Extract all of the entries and set them down verbatim.

begin INPUT FOR THIS TASK

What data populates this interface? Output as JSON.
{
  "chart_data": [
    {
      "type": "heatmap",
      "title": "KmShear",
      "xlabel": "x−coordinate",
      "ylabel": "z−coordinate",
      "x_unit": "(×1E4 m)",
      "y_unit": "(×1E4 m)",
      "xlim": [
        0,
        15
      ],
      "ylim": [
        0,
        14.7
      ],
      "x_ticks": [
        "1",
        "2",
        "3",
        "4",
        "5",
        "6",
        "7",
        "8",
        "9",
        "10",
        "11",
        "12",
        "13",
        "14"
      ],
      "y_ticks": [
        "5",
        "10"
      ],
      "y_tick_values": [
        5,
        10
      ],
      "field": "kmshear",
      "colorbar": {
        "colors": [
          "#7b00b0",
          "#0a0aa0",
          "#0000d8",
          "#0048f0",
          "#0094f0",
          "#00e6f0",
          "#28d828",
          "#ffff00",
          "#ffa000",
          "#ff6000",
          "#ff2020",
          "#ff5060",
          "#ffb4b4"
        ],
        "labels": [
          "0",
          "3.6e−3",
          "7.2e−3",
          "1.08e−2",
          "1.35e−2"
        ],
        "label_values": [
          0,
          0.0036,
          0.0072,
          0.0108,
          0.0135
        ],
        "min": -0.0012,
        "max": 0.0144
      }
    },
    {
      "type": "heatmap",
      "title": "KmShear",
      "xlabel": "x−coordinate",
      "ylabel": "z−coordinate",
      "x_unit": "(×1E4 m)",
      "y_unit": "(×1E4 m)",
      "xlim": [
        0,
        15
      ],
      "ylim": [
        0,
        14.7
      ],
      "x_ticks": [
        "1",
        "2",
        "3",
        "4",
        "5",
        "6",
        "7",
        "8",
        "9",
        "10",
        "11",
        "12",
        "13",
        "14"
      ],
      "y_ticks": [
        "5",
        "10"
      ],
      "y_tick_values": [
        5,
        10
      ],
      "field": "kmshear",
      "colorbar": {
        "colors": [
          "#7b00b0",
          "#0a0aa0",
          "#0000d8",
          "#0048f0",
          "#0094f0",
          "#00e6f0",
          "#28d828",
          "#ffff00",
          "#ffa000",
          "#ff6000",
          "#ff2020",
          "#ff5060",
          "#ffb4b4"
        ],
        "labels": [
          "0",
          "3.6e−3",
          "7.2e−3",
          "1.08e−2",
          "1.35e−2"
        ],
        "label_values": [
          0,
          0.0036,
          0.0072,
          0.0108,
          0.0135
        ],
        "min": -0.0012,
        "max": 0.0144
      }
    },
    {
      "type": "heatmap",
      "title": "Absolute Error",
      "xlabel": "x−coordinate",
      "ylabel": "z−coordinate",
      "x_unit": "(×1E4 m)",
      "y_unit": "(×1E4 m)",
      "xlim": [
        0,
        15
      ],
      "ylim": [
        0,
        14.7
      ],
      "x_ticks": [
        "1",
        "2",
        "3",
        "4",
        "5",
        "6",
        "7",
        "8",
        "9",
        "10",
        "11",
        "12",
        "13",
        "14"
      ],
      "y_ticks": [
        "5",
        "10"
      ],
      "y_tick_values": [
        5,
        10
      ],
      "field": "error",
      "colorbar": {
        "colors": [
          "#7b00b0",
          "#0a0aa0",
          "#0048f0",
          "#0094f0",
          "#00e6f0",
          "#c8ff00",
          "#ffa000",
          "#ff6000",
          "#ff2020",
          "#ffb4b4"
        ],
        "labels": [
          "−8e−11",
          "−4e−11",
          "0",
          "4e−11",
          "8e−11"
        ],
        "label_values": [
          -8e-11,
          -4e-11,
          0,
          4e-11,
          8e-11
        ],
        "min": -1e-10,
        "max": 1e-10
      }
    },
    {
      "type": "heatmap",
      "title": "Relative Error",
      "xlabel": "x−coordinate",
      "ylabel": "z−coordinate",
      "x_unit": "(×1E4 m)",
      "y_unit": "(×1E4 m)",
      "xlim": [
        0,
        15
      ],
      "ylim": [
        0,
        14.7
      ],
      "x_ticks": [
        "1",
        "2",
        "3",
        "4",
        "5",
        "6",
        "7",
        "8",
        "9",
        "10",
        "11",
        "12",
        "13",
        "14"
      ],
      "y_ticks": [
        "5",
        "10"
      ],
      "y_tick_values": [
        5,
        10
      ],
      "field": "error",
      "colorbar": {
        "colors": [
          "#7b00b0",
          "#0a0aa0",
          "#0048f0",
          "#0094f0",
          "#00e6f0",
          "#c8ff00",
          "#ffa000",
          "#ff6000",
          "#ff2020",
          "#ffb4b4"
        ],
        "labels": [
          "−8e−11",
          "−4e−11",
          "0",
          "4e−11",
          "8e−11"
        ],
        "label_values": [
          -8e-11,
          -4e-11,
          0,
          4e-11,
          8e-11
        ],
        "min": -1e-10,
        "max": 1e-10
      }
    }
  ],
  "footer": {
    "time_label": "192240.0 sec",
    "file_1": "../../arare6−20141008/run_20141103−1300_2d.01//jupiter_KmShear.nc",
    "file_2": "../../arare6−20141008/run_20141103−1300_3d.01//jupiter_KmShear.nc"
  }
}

end INPUT FOR THIS TASK

• [FINISHED EXERCISE]
What data populates this interface? Output as JSON.
{
  "chart_data": [
    {
      "type": "heatmap",
      "title": "KmShear",
      "xlabel": "x−coordinate",
      "ylabel": "z−coordinate",
      "x_unit": "(×1E4 m)",
      "y_unit": "(×1E4 m)",
      "xlim": [
        0,
        15
      ],
      "ylim": [
        0,
        14.7
      ],
      "x_ticks": [
        "1",
        "2",
        "3",
        "4",
        "5",
        "6",
        "7",
        "8",
        "9",
        "10",
        "11",
        "12",
        "13",
        "14"
      ],
      "y_ticks": [
        "5",
        "10"
      ],
      "y_tick_values": [
        5,
        10
      ],
      "field": "kmshear",
      "colorbar": {
        "colors": [
          "#7b00b0",
          "#0a0aa0",
          "#0000d8",
          "#0048f0",
          "#0094f0",
          "#00e6f0",
          "#28d828",
          "#ffff00",
          "#ffa000",
          "#ff6000",
          "#ff2020",
          "#ff5060",
          "#ffb4b4"
        ],
        "labels": [
          "0",
          "3.6e−3",
          "7.2e−3",
          "1.08e−2",
          "1.35e−2"
        ],
        "label_values": [
          0,
          0.0036,
          0.0072,
          0.0108,
          0.0135
        ],
        "min": -0.0012,
        "max": 0.0144
      }
    },
    {
      "type": "heatmap",
      "title": "KmShear",
      "xlabel": "x−coordinate",
      "ylabel": "z−coordinate",
      "x_unit": "(×1E4 m)",
      "y_unit": "(×1E4 m)",
      "xlim": [
        0,
        15
      ],
      "ylim": [
        0,
        14.7
      ],
      "x_ticks": [
        "1",
        "2",
        "3",
        "4",
        "5",
        "6",
        "7",
        "8",
        "9",
        "10",
        "11",
        "12",
        "13",
        "14"
      ],
      "y_ticks": [
        "5",
        "10"
      ],
      "y_tick_values": [
        5,
        10
      ],
      "field": "kmshear",
      "colorbar": {
        "colors": [
          "#7b00b0",
          "#0a0aa0",
          "#0000d8",
          "#0048f0",
          "#0094f0",
          "#00e6f0",
          "#28d828",
          "#ffff00",
          "#ffa000",
          "#ff6000",
          "#ff2020",
          "#ff5060",
          "#ffb4b4"
        ],
        "labels": [
          "0",
          "3.6e−3",
          "7.2e−3",
          "1.08e−2",
          "1.35e−2"
        ],
        "label_values": [
          0,
          0.0036,
          0.0072,
          0.0108,
          0.0135
        ],
        "min": -0.0012,
        "max": 0.0144
      }
    },
    {
      "type": "heatmap",
      "title": "Absolute Error",
      "xlabel": "x−coordinate",
      "ylabel": "z−coordinate",
      "x_unit": "(×1E4 m)",
      "y_unit": "(×1E4 m)",
      "xlim": [
        0,
        15
      ],
      "ylim": [
        0,
        14.7
      ],
      "x_ticks": [
        "1",
        "2",
        "3",
        "4",
        "5",
        "6",
        "7",
        "8",
        "9",
        "10",
        "11",
        "12",
        "13",
        "14"
      ],
      "y_ticks": [
        "5",
        "10"
      ],
      "y_tick_values": [
        5,
        10
      ],
      "field": "error",
      "colorbar": {
        "colors": [
          "#7b00b0",
          "#0a0aa0",
          "#0048f0",
          "#0094f0",
          "#00e6f0",
          "#c8ff00",
          "#ffa000",
          "#ff6000",
          "#ff2020",
          "#ffb4b4"
        ],
        "labels": [
          "−8e−11",
          "−4e−11",
          "0",
          "4e−11",
          "8e−11"
        ],
        "label_values": [
          -8e-11,
          -4e-11,
          0,
          4e-11,
          8e-11
        ],
        "min": -1e-10,
        "max": 1e-10
      }
    },
    {
      "type": "heatmap",
      "title": "Relative Error",
      "xlabel": "x−coordinate",
      "ylabel": "z−coordinate",
      "x_unit": "(×1E4 m)",
      "y_unit": "(×1E4 m)",
      "xlim": [
        0,
        15
      ],
      "ylim": [
        0,
        14.7
      ],
      "x_ticks": [
        "1",
        "2",
        "3",
        "4",
        "5",
        "6",
        "7",
        "8",
        "9",
        "10",
        "11",
        "12",
        "13",
        "14"
      ],
      "y_ticks": [
        "5",
        "10"
      ],
      "y_tick_values": [
        5,
        10
      ],
      "field": "error",
      "colorbar": {
        "colors": [
          "#7b00b0",
          "#0a0aa0",
          "#0048f0",
          "#0094f0",
          "#00e6f0",
          "#c8ff00",
          "#ffa000",
          "#ff6000",
          "#ff2020",
          "#ffb4b4"
        ],
        "labels": [
          "−8e−11",
          "−4e−11",
          "0",
          "4e−11",
          "8e−11"
        ],
        "label_values": [
          -8e-11,
          -4e-11,
          0,
          4e-11,
          8e-11
        ],
        "min": -1e-10,
        "max": 1e-10
      }
    }
  ],
  "footer": {
    "time_label": "192240.0 sec",
    "file_1": "../../arare6−20141008/run_20141103−1300_2d.01//jupiter_KmShear.nc",
    "file_2": "../../arare6−20141008/run_20141103−1300_3d.01//jupiter_KmShear.nc"
  }
}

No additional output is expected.